### WRITTEN INSTRUCTION
Locate "Enumerate this screenshot's" in the listing below, then output the line holding it and every line after it, exactly and with nothing else.
------------------------------------------------------------
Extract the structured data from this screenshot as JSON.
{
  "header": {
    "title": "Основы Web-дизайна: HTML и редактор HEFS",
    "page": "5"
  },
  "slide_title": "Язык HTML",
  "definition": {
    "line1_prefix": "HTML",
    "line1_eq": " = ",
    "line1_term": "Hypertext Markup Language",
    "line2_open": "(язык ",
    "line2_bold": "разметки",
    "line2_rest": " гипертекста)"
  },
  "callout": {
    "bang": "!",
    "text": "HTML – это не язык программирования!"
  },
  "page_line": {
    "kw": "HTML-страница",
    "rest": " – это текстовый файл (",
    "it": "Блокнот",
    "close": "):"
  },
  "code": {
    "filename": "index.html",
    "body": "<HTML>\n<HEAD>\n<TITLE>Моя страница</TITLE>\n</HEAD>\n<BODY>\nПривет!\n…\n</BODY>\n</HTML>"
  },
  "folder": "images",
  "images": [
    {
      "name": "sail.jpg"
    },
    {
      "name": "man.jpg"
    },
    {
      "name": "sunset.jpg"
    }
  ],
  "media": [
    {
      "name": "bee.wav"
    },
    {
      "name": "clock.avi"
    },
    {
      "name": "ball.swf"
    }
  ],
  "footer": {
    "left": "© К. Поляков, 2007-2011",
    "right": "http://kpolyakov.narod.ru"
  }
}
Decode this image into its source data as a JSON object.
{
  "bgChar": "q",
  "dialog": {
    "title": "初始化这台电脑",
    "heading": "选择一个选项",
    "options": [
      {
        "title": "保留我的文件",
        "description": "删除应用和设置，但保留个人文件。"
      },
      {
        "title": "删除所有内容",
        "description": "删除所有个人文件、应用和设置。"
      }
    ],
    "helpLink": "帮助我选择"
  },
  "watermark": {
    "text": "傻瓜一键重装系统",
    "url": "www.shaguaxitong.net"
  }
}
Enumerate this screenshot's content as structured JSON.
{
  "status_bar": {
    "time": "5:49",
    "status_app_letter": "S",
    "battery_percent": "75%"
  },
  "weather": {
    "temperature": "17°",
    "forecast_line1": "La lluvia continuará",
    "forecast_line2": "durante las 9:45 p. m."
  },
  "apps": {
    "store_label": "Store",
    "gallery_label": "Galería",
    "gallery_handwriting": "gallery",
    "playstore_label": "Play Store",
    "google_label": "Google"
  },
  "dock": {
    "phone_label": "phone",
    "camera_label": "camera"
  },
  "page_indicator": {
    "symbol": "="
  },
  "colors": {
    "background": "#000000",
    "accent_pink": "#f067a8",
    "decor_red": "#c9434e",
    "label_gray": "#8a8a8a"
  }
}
------------------------------------------------------------
### TASK SOLUTION
Enumerate this screenshot's content as structured JSON.
{
  "status_bar": {
    "time": "5:49",
    "status_app_letter": "S",
    "battery_percent": "75%"
  },
  "weather": {
    "temperature": "17°",
    "forecast_line1": "La lluvia continuará",
    "forecast_line2": "durante las 9:45 p. m."
  },
  "apps": {
    "store_label": "Store",
    "gallery_label": "Galería",
    "gallery_handwriting": "gallery",
    "playstore_label": "Play Store",
    "google_label": "Google"
  },
  "dock": {
    "phone_label": "phone",
    "camera_label": "camera"
  },
  "page_indicator": {
    "symbol": "="
  },
  "colors": {
    "background": "#000000",
    "accent_pink": "#f067a8",
    "decor_red": "#c9434e",
    "label_gray": "#8a8a8a"
  }
}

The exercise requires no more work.